Hacker News new | ask | show | jobs
by JaggedJax 1018 days ago
I can't help but think LLM is the wrong tool for the job here. There are many address validation and standardization services, including databases you can get straight from USPS. Those services will give you real and consistent answers, rather than unknown edge cases that will shift subtly over time as your LLM changes.

Edit: The USPS even runs a program called CASS for this exact purpose. While you may not need to CASS certify yourself, you can either follow its rules or use a service that follows CASS to guarantee your results are accurate.

3 comments

This is a classic XY problem [1]. My _immediate_ reaction to seeing the dev attempt to compare US addresses was “where’s the USPS library?” Using an LLM prompt instead of a vetted library is just the wrong answer to solving the right problem.

[1]: https://xyproblem.info/

Indeed, and if you wanna self-host, libPostal can do a lot of the heavy lifting in normalisation of addresses.

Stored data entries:
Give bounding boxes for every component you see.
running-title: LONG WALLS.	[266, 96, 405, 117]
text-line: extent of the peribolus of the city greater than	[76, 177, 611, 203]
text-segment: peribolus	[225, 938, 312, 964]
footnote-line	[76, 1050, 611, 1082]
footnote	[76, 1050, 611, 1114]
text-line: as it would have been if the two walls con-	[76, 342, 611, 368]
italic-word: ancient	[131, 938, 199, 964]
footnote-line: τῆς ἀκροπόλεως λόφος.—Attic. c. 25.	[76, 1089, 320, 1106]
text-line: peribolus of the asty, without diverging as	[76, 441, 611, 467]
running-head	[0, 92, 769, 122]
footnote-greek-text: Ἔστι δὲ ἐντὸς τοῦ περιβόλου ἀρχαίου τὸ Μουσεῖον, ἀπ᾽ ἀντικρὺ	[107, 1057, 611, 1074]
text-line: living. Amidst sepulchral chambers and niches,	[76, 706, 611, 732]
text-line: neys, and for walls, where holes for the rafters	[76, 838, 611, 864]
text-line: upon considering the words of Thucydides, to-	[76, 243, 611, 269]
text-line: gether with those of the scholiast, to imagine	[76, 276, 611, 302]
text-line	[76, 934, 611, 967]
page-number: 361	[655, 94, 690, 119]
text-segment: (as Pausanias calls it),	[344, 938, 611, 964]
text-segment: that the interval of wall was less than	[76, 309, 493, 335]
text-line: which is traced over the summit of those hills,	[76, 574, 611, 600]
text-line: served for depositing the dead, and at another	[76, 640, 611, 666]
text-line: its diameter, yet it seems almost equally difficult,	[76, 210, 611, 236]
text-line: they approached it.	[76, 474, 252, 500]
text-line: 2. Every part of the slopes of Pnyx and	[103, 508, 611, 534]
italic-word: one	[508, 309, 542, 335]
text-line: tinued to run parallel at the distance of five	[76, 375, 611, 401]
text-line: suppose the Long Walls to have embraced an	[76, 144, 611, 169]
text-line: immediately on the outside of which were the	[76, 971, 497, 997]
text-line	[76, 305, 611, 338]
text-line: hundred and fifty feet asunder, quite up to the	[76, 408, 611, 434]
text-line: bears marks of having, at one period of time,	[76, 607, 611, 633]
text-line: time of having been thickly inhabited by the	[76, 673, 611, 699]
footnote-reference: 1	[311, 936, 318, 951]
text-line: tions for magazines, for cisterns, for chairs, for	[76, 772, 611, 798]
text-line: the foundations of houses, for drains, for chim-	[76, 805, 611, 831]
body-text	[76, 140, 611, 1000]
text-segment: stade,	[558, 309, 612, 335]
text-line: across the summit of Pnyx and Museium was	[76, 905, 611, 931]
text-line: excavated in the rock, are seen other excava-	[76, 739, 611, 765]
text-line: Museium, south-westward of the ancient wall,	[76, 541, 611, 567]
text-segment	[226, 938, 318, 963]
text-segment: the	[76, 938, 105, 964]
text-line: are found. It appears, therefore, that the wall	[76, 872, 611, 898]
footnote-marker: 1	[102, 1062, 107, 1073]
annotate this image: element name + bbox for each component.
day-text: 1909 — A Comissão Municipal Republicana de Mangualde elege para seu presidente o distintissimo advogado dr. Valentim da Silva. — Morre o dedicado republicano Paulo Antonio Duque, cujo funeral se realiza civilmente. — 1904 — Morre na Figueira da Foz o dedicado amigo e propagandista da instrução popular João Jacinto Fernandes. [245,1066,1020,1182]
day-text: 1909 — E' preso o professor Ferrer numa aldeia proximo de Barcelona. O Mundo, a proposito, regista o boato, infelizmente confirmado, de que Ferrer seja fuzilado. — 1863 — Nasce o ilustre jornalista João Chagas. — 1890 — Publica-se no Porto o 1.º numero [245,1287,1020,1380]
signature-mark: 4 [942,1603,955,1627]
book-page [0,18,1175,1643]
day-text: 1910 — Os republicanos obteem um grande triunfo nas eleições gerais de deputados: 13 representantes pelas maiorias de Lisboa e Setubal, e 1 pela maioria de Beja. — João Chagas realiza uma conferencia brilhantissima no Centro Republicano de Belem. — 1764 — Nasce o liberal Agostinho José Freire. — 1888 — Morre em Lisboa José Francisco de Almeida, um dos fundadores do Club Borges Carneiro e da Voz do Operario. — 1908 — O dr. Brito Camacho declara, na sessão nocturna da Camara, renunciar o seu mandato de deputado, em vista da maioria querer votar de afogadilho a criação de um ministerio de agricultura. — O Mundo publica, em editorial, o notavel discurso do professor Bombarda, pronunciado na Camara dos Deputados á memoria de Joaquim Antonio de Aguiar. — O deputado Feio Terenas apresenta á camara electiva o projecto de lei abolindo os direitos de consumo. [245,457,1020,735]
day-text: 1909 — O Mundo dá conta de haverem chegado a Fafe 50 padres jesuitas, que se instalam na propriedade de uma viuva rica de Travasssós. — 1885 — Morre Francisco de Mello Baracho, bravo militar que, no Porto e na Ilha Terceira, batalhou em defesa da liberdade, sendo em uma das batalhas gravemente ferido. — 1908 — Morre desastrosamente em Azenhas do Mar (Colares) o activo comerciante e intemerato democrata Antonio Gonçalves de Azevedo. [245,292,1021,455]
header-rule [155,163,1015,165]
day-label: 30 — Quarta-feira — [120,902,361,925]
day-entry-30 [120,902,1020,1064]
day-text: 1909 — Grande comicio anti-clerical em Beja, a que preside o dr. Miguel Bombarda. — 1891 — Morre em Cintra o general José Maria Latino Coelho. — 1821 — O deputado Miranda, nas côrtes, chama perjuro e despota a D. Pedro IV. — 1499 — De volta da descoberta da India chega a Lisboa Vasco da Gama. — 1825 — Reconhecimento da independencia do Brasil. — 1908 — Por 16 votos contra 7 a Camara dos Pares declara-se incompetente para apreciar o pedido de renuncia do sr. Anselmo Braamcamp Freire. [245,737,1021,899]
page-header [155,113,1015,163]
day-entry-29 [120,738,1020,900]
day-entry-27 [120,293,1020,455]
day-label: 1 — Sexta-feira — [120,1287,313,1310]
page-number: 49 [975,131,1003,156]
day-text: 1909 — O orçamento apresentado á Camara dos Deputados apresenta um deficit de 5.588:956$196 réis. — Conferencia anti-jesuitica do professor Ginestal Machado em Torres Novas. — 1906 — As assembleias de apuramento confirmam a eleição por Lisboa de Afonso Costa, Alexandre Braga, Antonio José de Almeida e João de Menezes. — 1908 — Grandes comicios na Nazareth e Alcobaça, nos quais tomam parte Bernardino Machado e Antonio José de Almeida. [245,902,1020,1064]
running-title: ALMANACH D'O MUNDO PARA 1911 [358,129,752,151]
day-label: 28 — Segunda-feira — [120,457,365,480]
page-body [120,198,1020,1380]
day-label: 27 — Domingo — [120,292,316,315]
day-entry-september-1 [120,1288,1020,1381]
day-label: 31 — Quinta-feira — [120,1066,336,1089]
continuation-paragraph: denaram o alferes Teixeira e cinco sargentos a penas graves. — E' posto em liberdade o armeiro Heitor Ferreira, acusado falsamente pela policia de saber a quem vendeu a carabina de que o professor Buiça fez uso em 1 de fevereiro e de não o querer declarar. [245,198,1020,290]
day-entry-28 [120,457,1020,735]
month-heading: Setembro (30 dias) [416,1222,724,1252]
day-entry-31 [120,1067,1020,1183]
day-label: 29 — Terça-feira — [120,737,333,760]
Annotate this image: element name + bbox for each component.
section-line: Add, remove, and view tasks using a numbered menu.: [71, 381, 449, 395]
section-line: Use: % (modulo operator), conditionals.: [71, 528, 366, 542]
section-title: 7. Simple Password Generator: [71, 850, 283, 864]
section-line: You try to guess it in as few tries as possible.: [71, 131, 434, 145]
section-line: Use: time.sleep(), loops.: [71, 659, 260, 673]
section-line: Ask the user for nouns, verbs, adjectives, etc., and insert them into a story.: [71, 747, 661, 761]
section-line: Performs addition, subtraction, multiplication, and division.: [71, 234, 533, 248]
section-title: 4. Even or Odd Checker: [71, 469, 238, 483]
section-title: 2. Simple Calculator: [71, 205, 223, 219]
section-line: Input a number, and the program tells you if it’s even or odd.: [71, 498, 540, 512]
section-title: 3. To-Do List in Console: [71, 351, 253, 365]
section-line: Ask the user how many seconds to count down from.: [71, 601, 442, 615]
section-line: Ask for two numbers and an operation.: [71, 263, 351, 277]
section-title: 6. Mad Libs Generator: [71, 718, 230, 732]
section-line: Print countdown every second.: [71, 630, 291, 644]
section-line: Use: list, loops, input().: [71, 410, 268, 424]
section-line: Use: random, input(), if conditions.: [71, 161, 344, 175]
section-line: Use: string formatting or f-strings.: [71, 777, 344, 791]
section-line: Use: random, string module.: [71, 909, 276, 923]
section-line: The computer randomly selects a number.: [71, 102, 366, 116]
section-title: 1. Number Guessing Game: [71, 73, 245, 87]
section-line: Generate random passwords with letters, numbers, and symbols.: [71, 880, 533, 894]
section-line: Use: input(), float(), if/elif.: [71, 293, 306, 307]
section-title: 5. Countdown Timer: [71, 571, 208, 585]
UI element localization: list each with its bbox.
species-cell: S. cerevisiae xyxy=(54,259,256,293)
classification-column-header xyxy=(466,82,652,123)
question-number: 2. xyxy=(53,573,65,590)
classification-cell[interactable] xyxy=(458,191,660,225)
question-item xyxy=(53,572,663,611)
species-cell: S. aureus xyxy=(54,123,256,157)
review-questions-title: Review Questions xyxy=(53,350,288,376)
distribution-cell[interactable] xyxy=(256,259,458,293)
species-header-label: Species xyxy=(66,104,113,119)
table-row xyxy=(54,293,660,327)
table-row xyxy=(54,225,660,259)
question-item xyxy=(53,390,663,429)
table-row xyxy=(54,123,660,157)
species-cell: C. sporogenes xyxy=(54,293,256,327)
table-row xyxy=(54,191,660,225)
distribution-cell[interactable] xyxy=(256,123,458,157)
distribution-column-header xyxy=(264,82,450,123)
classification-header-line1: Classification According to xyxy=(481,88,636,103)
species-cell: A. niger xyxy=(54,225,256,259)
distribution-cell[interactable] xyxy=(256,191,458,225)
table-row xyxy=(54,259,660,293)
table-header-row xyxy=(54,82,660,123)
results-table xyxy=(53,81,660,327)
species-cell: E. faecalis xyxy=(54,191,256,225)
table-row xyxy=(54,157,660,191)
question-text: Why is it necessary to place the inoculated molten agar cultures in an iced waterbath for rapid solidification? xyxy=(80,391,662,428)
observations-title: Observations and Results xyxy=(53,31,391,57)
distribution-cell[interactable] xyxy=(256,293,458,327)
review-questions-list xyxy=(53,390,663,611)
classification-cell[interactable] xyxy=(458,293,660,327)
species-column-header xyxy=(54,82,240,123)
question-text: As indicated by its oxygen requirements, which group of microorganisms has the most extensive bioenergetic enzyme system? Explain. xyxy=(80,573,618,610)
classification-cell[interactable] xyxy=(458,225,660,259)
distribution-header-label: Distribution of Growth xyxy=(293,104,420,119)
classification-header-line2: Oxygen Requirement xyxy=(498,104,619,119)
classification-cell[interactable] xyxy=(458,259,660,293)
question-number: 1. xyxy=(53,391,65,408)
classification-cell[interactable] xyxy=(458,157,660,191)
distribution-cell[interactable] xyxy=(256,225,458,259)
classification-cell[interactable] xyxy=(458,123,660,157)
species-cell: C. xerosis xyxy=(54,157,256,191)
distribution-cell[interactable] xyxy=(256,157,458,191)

• **List of tasks**:
1. According to the address validation thread, what is the name of the USPS program for address validation?
2. List every alternative to an LLM that the comments in the address validation thread suggest for working with addresses.
3. Copy the passage of the address validation thread that begins at the words "Hacker News new" and stops after the words "the right problem.".

• **Answers for this exercise**:
1. CASS

2.
- Address validation and standardization services
- Databases you can get straight from USPS
- Following CASS rules, or using a service that follows CASS
- The USPS library (a vetted library)
- libPostal, for self-hosting

3.
Hacker News new | ask | show | jobs
by JaggedJax 1018 days ago
I can't help but think LLM is the wrong tool for the job here. There are many address validation and standardization services, including databases you can get straight from USPS. Those services will give you real and consistent answers, rather than unknown edge cases that will shift subtly over time as your LLM changes.

Edit: The USPS even runs a program called CASS for this exact purpose. While you may not need to CASS certify yourself, you can either follow its rules or use a service that follows CASS to guarantee your results are accurate.

3 comments

This is a classic XY problem [1]. My _immediate_ reaction to seeing the dev attempt to compare US addresses was “where’s the USPS library?” Using an LLM prompt instead of a vetted library is just the wrong answer to solving the right problem.